**GOAL 1:**
Could you rewrite the listing, starting at its first line and stopping after the line that has "y-tick-label: 0% (35, 384, 58, 403)", with "legend-swatch" swapped for "legend-marker" and nothing else altered?

**TEXT:**
..............................

The Compleat Al - Buy from Amazon: DVD
UHF - Buy from Amazon: Blu-ray

Something weird has happened. I have nothing to review. This is partially due to the holidays and I suspect next week will be busier. However, in the meantime I didn't want to have nothing to review this week, so I thought I would do a Weird Al Yankovic double-shot, as two of his films had new home market releases recently. The first of these is...

The Compleat Al

The Compleat Al is a mockumentary about Weird Al Yankovic that first came out on VHS in 1985. It is a mixture of truths and jokes, starting right with the anti-piracy warning. I know some of the facts are correct, like the reason why Weird Al chose to study architecture. I know some of the "facts" are total fabrications, like the segment on his lost album. However, there's a sea of gray in the middle.

The film begins with Weird Al's childhood and how he got an accordion for his seventh birthday. We also learn that he and his family spent many evenings watching TV, which is a segue to "Ricky", a parody of "Mickey", by Toni Basil. We hear more about Weird Al's adolescence, including his job at the ice cream parlor, which is another segue, this time to "I Love Rocky Road". I really hope I don't need to tell you what the original song is.

..............................

**SOURCE MATERIAL:**
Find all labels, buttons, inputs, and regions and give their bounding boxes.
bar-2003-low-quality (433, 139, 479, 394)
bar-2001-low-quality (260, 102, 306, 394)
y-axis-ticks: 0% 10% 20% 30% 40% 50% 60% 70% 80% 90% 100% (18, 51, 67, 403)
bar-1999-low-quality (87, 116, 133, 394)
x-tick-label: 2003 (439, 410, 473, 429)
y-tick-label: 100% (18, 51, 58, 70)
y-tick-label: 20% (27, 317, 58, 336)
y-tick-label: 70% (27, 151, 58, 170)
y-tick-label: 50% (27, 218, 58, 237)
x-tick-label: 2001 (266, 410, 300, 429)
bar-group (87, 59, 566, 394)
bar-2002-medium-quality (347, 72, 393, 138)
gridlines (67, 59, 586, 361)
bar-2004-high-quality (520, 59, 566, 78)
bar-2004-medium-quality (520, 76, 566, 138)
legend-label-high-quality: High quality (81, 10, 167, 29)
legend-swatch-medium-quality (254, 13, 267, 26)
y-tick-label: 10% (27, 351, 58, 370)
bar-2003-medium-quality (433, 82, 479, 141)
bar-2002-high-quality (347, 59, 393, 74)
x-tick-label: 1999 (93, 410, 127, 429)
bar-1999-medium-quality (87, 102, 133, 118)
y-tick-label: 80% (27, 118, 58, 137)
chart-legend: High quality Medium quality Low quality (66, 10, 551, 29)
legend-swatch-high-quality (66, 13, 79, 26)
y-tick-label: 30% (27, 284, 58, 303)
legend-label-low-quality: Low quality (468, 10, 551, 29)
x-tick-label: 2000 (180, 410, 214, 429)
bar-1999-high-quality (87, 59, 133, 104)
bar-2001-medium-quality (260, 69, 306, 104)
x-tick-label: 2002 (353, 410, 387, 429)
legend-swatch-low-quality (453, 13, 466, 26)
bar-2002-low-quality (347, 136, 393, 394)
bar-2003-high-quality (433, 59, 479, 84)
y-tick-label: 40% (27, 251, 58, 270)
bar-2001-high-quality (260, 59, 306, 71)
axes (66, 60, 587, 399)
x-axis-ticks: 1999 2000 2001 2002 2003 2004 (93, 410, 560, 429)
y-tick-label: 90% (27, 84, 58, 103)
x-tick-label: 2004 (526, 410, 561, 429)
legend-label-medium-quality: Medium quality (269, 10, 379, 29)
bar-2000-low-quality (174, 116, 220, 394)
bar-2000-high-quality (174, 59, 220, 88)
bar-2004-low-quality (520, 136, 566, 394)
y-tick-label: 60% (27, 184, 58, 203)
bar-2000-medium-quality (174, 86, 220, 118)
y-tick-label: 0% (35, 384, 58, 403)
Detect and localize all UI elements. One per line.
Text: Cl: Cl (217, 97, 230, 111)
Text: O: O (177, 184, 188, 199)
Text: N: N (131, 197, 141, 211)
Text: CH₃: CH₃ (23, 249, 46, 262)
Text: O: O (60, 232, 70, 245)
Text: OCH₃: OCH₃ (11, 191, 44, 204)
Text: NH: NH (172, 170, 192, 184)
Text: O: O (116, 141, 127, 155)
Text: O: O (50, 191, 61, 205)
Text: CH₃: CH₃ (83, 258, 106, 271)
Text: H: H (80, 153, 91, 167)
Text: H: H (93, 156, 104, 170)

..............................

**GOAL 2:**
Can you copy the Weird Al review word for word, beginning at "The Compleat Al - Buy" and stopping after "of these is..."?

**CORRECT ANSWER 1:**
Find all labels, buttons, inputs, and regions and give their bounding boxes.
bar-2003-low-quality (433, 139, 479, 394)
bar-2001-low-quality (260, 102, 306, 394)
y-axis-ticks: 0% 10% 20% 30% 40% 50% 60% 70% 80% 90% 100% (18, 51, 67, 403)
bar-1999-low-quality (87, 116, 133, 394)
x-tick-label: 2003 (439, 410, 473, 429)
y-tick-label: 100% (18, 51, 58, 70)
y-tick-label: 20% (27, 317, 58, 336)
y-tick-label: 70% (27, 151, 58, 170)
y-tick-label: 50% (27, 218, 58, 237)
x-tick-label: 2001 (266, 410, 300, 429)
bar-group (87, 59, 566, 394)
bar-2002-medium-quality (347, 72, 393, 138)
gridlines (67, 59, 586, 361)
bar-2004-high-quality (520, 59, 566, 78)
bar-2004-medium-quality (520, 76, 566, 138)
legend-label-high-quality: High quality (81, 10, 167, 29)
legend-marker-medium-quality (254, 13, 267, 26)
y-tick-label: 10% (27, 351, 58, 370)
bar-2003-medium-quality (433, 82, 479, 141)
bar-2002-high-quality (347, 59, 393, 74)
x-tick-label: 1999 (93, 410, 127, 429)
bar-1999-medium-quality (87, 102, 133, 118)
y-tick-label: 80% (27, 118, 58, 137)
chart-legend: High quality Medium quality Low quality (66, 10, 551, 29)
legend-marker-high-quality (66, 13, 79, 26)
y-tick-label: 30% (27, 284, 58, 303)
legend-label-low-quality: Low quality (468, 10, 551, 29)
x-tick-label: 2000 (180, 410, 214, 429)
bar-1999-high-quality (87, 59, 133, 104)
bar-2001-medium-quality (260, 69, 306, 104)
x-tick-label: 2002 (353, 410, 387, 429)
legend-marker-low-quality (453, 13, 466, 26)
bar-2002-low-quality (347, 136, 393, 394)
bar-2003-high-quality (433, 59, 479, 84)
y-tick-label: 40% (27, 251, 58, 270)
bar-2001-high-quality (260, 59, 306, 71)
axes (66, 60, 587, 399)
x-axis-ticks: 1999 2000 2001 2002 2003 2004 (93, 410, 560, 429)
y-tick-label: 90% (27, 84, 58, 103)
x-tick-label: 2004 (526, 410, 561, 429)
legend-label-medium-quality: Medium quality (269, 10, 379, 29)
bar-2000-low-quality (174, 116, 220, 394)
bar-2000-high-quality (174, 59, 220, 88)
bar-2004-low-quality (520, 136, 566, 394)
y-tick-label: 60% (27, 184, 58, 203)
bar-2000-medium-quality (174, 86, 220, 118)
y-tick-label: 0% (35, 384, 58, 403)

**CORRECT ANSWER 2:**
The Compleat Al - Buy from Amazon: DVD
UHF - Buy from Amazon: Blu-ray

Something weird has happened. I have nothing to review. This is partially due to the holidays and I suspect next week will be busier. However, in the meantime I didn't want to have nothing to review this week, so I thought I would do a Weird Al Yankovic double-shot, as two of his films had new home market releases recently. The first of these is...